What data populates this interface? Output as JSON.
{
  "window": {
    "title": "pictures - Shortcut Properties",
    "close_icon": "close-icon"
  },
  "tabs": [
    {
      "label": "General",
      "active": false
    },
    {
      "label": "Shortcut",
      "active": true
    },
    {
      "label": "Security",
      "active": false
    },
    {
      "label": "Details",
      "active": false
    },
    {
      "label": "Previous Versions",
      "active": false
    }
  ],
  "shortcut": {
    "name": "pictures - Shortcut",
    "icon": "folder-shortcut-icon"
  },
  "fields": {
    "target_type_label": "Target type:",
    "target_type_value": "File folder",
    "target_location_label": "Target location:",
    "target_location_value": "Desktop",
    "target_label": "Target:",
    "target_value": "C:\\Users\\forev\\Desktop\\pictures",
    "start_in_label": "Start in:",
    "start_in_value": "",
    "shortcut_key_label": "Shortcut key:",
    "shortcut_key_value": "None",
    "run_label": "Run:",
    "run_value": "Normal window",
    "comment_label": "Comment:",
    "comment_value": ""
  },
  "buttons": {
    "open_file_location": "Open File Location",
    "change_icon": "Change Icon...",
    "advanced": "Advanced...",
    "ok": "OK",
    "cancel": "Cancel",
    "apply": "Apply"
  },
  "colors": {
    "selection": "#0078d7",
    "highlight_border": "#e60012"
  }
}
—————
Task to carry out: Write out every record verbatim.

In response:
What data populates this interface? Output as JSON.
{
  "window": {
    "title": "pictures - Shortcut Properties",
    "close_icon": "close-icon"
  },
  "tabs": [
    {
      "label": "General",
      "active": false
    },
    {
      "label": "Shortcut",
      "active": true
    },
    {
      "label": "Security",
      "active": false
    },
    {
      "label": "Details",
      "active": false
    },
    {
      "label": "Previous Versions",
      "active": false
    }
  ],
  "shortcut": {
    "name": "pictures - Shortcut",
    "icon": "folder-shortcut-icon"
  },
  "fields": {
    "target_type_label": "Target type:",
    "target_type_value": "File folder",
    "target_location_label": "Target location:",
    "target_location_value": "Desktop",
    "target_label": "Target:",
    "target_value": "C:\\Users\\forev\\Desktop\\pictures",
    "start_in_label": "Start in:",
    "start_in_value": "",
    "shortcut_key_label": "Shortcut key:",
    "shortcut_key_value": "None",
    "run_label": "Run:",
    "run_value": "Normal window",
    "comment_label": "Comment:",
    "comment_value": ""
  },
  "buttons": {
    "open_file_location": "Open File Location",
    "change_icon": "Change Icon...",
    "advanced": "Advanced...",
    "ok": "OK",
    "cancel": "Cancel",
    "apply": "Apply"
  },
  "colors": {
    "selection": "#0078d7",
    "highlight_border": "#e60012"
  }
}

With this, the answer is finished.